Dataset
────────────────
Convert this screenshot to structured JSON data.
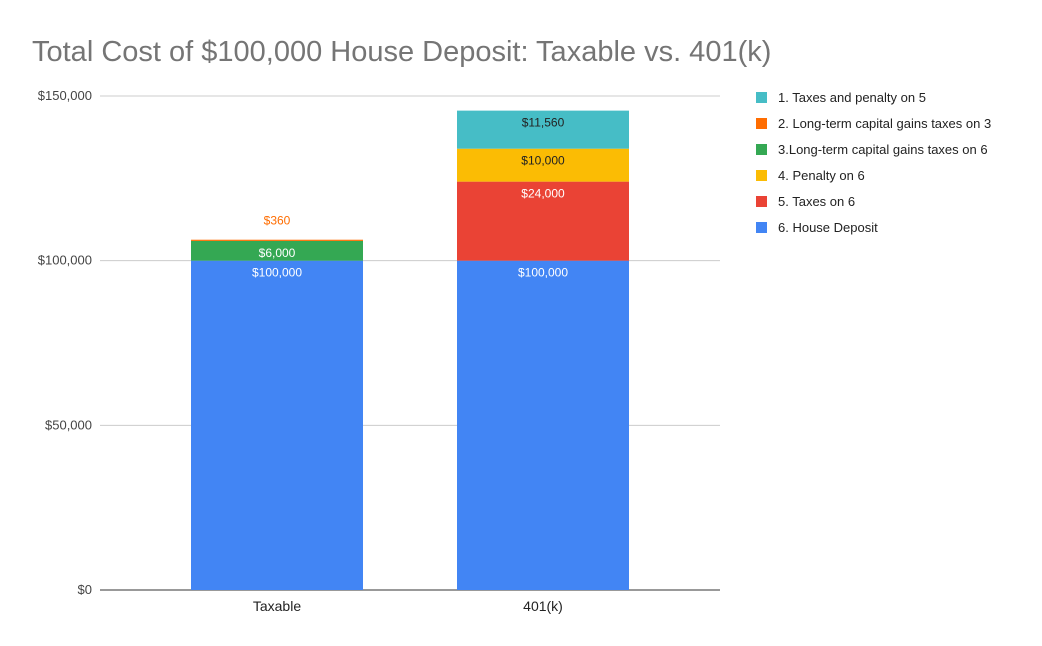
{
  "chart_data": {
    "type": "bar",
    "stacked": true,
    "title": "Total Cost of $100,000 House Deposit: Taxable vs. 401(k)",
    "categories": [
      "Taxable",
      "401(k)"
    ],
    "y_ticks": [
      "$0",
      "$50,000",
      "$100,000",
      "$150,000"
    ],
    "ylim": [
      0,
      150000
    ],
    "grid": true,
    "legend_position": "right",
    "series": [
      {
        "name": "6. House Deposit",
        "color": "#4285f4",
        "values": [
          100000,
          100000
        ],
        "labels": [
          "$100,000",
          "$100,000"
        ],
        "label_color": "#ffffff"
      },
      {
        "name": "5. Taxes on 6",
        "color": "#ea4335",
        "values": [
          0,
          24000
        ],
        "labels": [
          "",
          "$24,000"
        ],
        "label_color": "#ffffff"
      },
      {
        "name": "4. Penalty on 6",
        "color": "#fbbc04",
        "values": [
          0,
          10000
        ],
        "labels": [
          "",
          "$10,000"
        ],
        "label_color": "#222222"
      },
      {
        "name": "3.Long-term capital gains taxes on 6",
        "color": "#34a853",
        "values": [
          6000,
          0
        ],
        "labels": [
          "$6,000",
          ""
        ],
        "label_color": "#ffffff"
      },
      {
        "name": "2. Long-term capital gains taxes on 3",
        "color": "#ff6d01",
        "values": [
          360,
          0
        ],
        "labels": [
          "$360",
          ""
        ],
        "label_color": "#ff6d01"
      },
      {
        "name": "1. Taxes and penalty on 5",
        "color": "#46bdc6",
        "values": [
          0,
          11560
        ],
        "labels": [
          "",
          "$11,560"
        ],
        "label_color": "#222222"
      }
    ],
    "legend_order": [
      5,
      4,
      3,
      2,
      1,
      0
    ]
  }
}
────────────────
What to work on
Pictures are to be left out; repeat all the remaining data exactly.

Exercise answer
Convert this screenshot to structured JSON data.
{
  "chart_data": {
    "type": "bar",
    "stacked": true,
    "title": "Total Cost of $100,000 House Deposit: Taxable vs. 401(k)",
    "categories": [
      "Taxable",
      "401(k)"
    ],
    "y_ticks": [
      "$0",
      "$50,000",
      "$100,000",
      "$150,000"
    ],
    "ylim": [
      0,
      150000
    ],
    "grid": true,
    "legend_position": "right",
    "series": [
      {
        "name": "6. House Deposit",
        "color": "#4285f4",
        "values": [
          100000,
          100000
        ],
        "labels": [
          "$100,000",
          "$100,000"
        ],
        "label_color": "#ffffff"
      },
      {
        "name": "5. Taxes on 6",
        "color": "#ea4335",
        "values": [
          0,
          24000
        ],
        "labels": [
          "",
          "$24,000"
        ],
        "label_color": "#ffffff"
      },
      {
        "name": "4. Penalty on 6",
        "color": "#fbbc04",
        "values": [
          0,
          10000
        ],
        "labels": [
          "",
          "$10,000"
        ],
        "label_color": "#222222"
      },
      {
        "name": "3.Long-term capital gains taxes on 6",
        "color": "#34a853",
        "values": [
          6000,
          0
        ],
        "labels": [
          "$6,000",
          ""
        ],
        "label_color": "#ffffff"
      },
      {
        "name": "2. Long-term capital gains taxes on 3",
        "color": "#ff6d01",
        "values": [
          360,
          0
        ],
        "labels": [
          "$360",
          ""
        ],
        "label_color": "#ff6d01"
      },
      {
        "name": "1. Taxes and penalty on 5",
        "color": "#46bdc6",
        "values": [
          0,
          11560
        ],
        "labels": [
          "",
          "$11,560"
        ],
        "label_color": "#222222"
      }
    ],
    "legend_order": [
      5,
      4,
      3,
      2,
      1,
      0
    ]
  }
}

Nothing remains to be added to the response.